» WHAT TO DO: Copy every line of the material below word for word.

________

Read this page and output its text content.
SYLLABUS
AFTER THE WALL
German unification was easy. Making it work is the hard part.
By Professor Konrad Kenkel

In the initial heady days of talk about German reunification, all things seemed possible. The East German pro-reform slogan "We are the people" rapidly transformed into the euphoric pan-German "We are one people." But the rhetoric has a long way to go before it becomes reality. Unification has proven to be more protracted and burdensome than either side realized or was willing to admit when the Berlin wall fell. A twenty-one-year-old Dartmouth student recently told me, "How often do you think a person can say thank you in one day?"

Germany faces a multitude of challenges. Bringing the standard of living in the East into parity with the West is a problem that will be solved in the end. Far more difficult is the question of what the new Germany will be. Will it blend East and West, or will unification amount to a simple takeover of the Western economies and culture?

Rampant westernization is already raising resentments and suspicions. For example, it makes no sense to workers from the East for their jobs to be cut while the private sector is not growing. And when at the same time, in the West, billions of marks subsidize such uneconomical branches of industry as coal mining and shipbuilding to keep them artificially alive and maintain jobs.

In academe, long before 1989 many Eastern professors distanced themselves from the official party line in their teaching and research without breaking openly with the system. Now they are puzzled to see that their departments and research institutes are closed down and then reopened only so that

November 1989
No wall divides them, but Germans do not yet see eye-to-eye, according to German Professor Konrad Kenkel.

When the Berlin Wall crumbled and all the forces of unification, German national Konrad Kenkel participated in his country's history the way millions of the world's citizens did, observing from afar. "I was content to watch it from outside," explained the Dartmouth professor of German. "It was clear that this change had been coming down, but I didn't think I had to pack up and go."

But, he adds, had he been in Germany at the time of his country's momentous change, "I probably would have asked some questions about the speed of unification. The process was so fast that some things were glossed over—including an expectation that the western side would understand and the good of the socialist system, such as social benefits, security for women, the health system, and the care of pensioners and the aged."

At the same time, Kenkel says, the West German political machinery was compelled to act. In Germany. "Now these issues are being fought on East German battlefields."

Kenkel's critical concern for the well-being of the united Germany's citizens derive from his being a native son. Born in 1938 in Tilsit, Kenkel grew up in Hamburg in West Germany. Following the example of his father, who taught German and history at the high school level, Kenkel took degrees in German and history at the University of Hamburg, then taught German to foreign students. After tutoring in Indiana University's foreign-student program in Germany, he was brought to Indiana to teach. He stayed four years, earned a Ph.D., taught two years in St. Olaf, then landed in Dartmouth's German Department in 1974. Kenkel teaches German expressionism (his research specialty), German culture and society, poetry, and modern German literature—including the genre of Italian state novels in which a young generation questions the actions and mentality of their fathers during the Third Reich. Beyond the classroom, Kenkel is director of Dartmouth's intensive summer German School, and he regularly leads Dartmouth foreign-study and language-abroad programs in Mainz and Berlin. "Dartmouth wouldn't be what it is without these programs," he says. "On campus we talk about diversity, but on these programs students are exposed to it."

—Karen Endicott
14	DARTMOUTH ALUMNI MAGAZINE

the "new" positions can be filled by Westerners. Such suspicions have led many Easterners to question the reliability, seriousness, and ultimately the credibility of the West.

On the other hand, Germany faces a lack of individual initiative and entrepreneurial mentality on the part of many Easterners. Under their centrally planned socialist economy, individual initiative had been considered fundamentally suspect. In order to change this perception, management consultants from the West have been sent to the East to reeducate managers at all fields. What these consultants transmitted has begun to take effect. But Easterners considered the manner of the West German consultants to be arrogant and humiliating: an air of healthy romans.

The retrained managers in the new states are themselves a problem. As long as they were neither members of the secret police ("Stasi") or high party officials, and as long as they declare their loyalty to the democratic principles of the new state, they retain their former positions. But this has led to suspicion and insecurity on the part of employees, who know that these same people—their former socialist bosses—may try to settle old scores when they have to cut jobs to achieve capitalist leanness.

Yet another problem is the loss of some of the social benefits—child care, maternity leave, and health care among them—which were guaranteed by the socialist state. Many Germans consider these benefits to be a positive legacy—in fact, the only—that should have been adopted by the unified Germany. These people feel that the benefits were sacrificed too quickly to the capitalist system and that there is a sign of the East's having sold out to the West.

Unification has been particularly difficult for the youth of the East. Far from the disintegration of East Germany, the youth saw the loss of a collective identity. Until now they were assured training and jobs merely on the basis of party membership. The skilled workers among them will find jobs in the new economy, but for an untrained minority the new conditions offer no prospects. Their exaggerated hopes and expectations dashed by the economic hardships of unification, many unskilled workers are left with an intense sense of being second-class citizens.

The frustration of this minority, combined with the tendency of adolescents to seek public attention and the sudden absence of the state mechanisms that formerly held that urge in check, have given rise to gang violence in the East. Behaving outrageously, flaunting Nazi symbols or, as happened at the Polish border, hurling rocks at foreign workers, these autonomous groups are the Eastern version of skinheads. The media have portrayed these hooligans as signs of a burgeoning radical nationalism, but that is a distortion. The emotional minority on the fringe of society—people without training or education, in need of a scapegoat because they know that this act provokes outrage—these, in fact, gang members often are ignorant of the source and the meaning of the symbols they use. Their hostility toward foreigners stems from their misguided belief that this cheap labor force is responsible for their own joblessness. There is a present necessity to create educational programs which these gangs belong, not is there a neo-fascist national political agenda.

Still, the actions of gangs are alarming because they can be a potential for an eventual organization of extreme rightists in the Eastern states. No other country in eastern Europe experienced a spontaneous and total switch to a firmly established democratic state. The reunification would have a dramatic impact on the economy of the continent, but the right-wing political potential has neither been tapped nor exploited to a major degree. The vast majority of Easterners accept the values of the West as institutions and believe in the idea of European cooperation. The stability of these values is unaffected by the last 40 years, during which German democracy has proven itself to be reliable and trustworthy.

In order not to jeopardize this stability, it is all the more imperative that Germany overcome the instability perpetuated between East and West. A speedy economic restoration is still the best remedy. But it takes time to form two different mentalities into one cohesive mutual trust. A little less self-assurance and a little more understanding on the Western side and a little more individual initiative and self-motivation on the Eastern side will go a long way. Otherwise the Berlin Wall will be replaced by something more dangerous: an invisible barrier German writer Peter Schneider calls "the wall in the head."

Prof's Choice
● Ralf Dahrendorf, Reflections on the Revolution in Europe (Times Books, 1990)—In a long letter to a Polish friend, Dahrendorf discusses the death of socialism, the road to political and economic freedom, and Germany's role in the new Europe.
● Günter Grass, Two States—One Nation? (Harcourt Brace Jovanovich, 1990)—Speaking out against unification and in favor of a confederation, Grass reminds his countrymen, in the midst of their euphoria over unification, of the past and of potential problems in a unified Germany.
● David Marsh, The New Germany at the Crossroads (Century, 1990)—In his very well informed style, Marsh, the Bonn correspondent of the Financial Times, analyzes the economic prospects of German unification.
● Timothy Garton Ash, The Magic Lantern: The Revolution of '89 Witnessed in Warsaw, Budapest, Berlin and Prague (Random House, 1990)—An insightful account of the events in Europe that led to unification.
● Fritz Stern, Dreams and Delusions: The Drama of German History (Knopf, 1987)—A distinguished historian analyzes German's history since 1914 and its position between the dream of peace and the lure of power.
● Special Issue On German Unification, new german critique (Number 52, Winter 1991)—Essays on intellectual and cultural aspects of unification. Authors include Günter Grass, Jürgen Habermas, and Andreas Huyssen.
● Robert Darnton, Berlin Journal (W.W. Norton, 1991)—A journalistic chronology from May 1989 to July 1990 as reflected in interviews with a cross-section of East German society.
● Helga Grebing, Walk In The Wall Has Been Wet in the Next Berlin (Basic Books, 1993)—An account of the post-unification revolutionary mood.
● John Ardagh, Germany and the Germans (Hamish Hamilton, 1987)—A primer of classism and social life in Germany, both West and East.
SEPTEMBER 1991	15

________

» SOLUTION TO THIS TASK:
Read this page and output its text content.
SYLLABUS
AFTER THE WALL
German unification was easy. Making it work is the hard part.
By Professor Konrad Kenkel

In the initial heady days of talk about German reunification, all things seemed possible. The East German pro-reform slogan "We are the people" rapidly transformed into the euphoric pan-German "We are one people." But the rhetoric has a long way to go before it becomes reality. Unification has proven to be more protracted and burdensome than either side realized or was willing to admit when the Berlin wall fell. A twenty-one-year-old Dartmouth student recently told me, "How often do you think a person can say thank you in one day?"

Germany faces a multitude of challenges. Bringing the standard of living in the East into parity with the West is a problem that will be solved in the end. Far more difficult is the question of what the new Germany will be. Will it blend East and West, or will unification amount to a simple takeover of the Western economies and culture?

Rampant westernization is already raising resentments and suspicions. For example, it makes no sense to workers from the East for their jobs to be cut while the private sector is not growing. And when at the same time, in the West, billions of marks subsidize such uneconomical branches of industry as coal mining and shipbuilding to keep them artificially alive and maintain jobs.

In academe, long before 1989 many Eastern professors distanced themselves from the official party line in their teaching and research without breaking openly with the system. Now they are puzzled to see that their departments and research institutes are closed down and then reopened only so that

November 1989
No wall divides them, but Germans do not yet see eye-to-eye, according to German Professor Konrad Kenkel.

When the Berlin Wall crumbled and all the forces of unification, German national Konrad Kenkel participated in his country's history the way millions of the world's citizens did, observing from afar. "I was content to watch it from outside," explained the Dartmouth professor of German. "It was clear that this change had been coming down, but I didn't think I had to pack up and go."

But, he adds, had he been in Germany at the time of his country's momentous change, "I probably would have asked some questions about the speed of unification. The process was so fast that some things were glossed over—including an expectation that the western side would understand and the good of the socialist system, such as social benefits, security for women, the health system, and the care of pensioners and the aged."

At the same time, Kenkel says, the West German political machinery was compelled to act. In Germany. "Now these issues are being fought on East German battlefields."

Kenkel's critical concern for the well-being of the united Germany's citizens derive from his being a native son. Born in 1938 in Tilsit, Kenkel grew up in Hamburg in West Germany. Following the example of his father, who taught German and history at the high school level, Kenkel took degrees in German and history at the University of Hamburg, then taught German to foreign students. After tutoring in Indiana University's foreign-student program in Germany, he was brought to Indiana to teach. He stayed four years, earned a Ph.D., taught two years in St. Olaf, then landed in Dartmouth's German Department in 1974. Kenkel teaches German expressionism (his research specialty), German culture and society, poetry, and modern German literature—including the genre of Italian state novels in which a young generation questions the actions and mentality of their fathers during the Third Reich. Beyond the classroom, Kenkel is director of Dartmouth's intensive summer German School, and he regularly leads Dartmouth foreign-study and language-abroad programs in Mainz and Berlin. "Dartmouth wouldn't be what it is without these programs," he says. "On campus we talk about diversity, but on these programs students are exposed to it."

—Karen Endicott
14	DARTMOUTH ALUMNI MAGAZINE

the "new" positions can be filled by Westerners. Such suspicions have led many Easterners to question the reliability, seriousness, and ultimately the credibility of the West.

On the other hand, Germany faces a lack of individual initiative and entrepreneurial mentality on the part of many Easterners. Under their centrally planned socialist economy, individual initiative had been considered fundamentally suspect. In order to change this perception, management consultants from the West have been sent to the East to reeducate managers at all fields. What these consultants transmitted has begun to take effect. But Easterners considered the manner of the West German consultants to be arrogant and humiliating: an air of healthy romans.

The retrained managers in the new states are themselves a problem. As long as they were neither members of the secret police ("Stasi") or high party officials, and as long as they declare their loyalty to the democratic principles of the new state, they retain their former positions. But this has led to suspicion and insecurity on the part of employees, who know that these same people—their former socialist bosses—may try to settle old scores when they have to cut jobs to achieve capitalist leanness.

Yet another problem is the loss of some of the social benefits—child care, maternity leave, and health care among them—which were guaranteed by the socialist state. Many Germans consider these benefits to be a positive legacy—in fact, the only—that should have been adopted by the unified Germany. These people feel that the benefits were sacrificed too quickly to the capitalist system and that there is a sign of the East's having sold out to the West.

Unification has been particularly difficult for the youth of the East. Far from the disintegration of East Germany, the youth saw the loss of a collective identity. Until now they were assured training and jobs merely on the basis of party membership. The skilled workers among them will find jobs in the new economy, but for an untrained minority the new conditions offer no prospects. Their exaggerated hopes and expectations dashed by the economic hardships of unification, many unskilled workers are left with an intense sense of being second-class citizens.

The frustration of this minority, combined with the tendency of adolescents to seek public attention and the sudden absence of the state mechanisms that formerly held that urge in check, have given rise to gang violence in the East. Behaving outrageously, flaunting Nazi symbols or, as happened at the Polish border, hurling rocks at foreign workers, these autonomous groups are the Eastern version of skinheads. The media have portrayed these hooligans as signs of a burgeoning radical nationalism, but that is a distortion. The emotional minority on the fringe of society—people without training or education, in need of a scapegoat because they know that this act provokes outrage—these, in fact, gang members often are ignorant of the source and the meaning of the symbols they use. Their hostility toward foreigners stems from their misguided belief that this cheap labor force is responsible for their own joblessness. There is a present necessity to create educational programs which these gangs belong, not is there a neo-fascist national political agenda.

Still, the actions of gangs are alarming because they can be a potential for an eventual organization of extreme rightists in the Eastern states. No other country in eastern Europe experienced a spontaneous and total switch to a firmly established democratic state. The reunification would have a dramatic impact on the economy of the continent, but the right-wing political potential has neither been tapped nor exploited to a major degree. The vast majority of Easterners accept the values of the West as institutions and believe in the idea of European cooperation. The stability of these values is unaffected by the last 40 years, during which German democracy has proven itself to be reliable and trustworthy.

In order not to jeopardize this stability, it is all the more imperative that Germany overcome the instability perpetuated between East and West. A speedy economic restoration is still the best remedy. But it takes time to form two different mentalities into one cohesive mutual trust. A little less self-assurance and a little more understanding on the Western side and a little more individual initiative and self-motivation on the Eastern side will go a long way. Otherwise the Berlin Wall will be replaced by something more dangerous: an invisible barrier German writer Peter Schneider calls "the wall in the head."

Prof's Choice
● Ralf Dahrendorf, Reflections on the Revolution in Europe (Times Books, 1990)—In a long letter to a Polish friend, Dahrendorf discusses the death of socialism, the road to political and economic freedom, and Germany's role in the new Europe.
● Günter Grass, Two States—One Nation? (Harcourt Brace Jovanovich, 1990)—Speaking out against unification and in favor of a confederation, Grass reminds his countrymen, in the midst of their euphoria over unification, of the past and of potential problems in a unified Germany.
● David Marsh, The New Germany at the Crossroads (Century, 1990)—In his very well informed style, Marsh, the Bonn correspondent of the Financial Times, analyzes the economic prospects of German unification.
● Timothy Garton Ash, The Magic Lantern: The Revolution of '89 Witnessed in Warsaw, Budapest, Berlin and Prague (Random House, 1990)—An insightful account of the events in Europe that led to unification.
● Fritz Stern, Dreams and Delusions: The Drama of German History (Knopf, 1987)—A distinguished historian analyzes German's history since 1914 and its position between the dream of peace and the lure of power.
● Special Issue On German Unification, new german critique (Number 52, Winter 1991)—Essays on intellectual and cultural aspects of unification. Authors include Günter Grass, Jürgen Habermas, and Andreas Huyssen.
● Robert Darnton, Berlin Journal (W.W. Norton, 1991)—A journalistic chronology from May 1989 to July 1990 as reflected in interviews with a cross-section of East German society.
● Helga Grebing, Walk In The Wall Has Been Wet in the Next Berlin (Basic Books, 1993)—An account of the post-unification revolutionary mood.
● John Ardagh, Germany and the Germans (Hamish Hamilton, 1987)—A primer of classism and social life in Germany, both West and East.
SEPTEMBER 1991	15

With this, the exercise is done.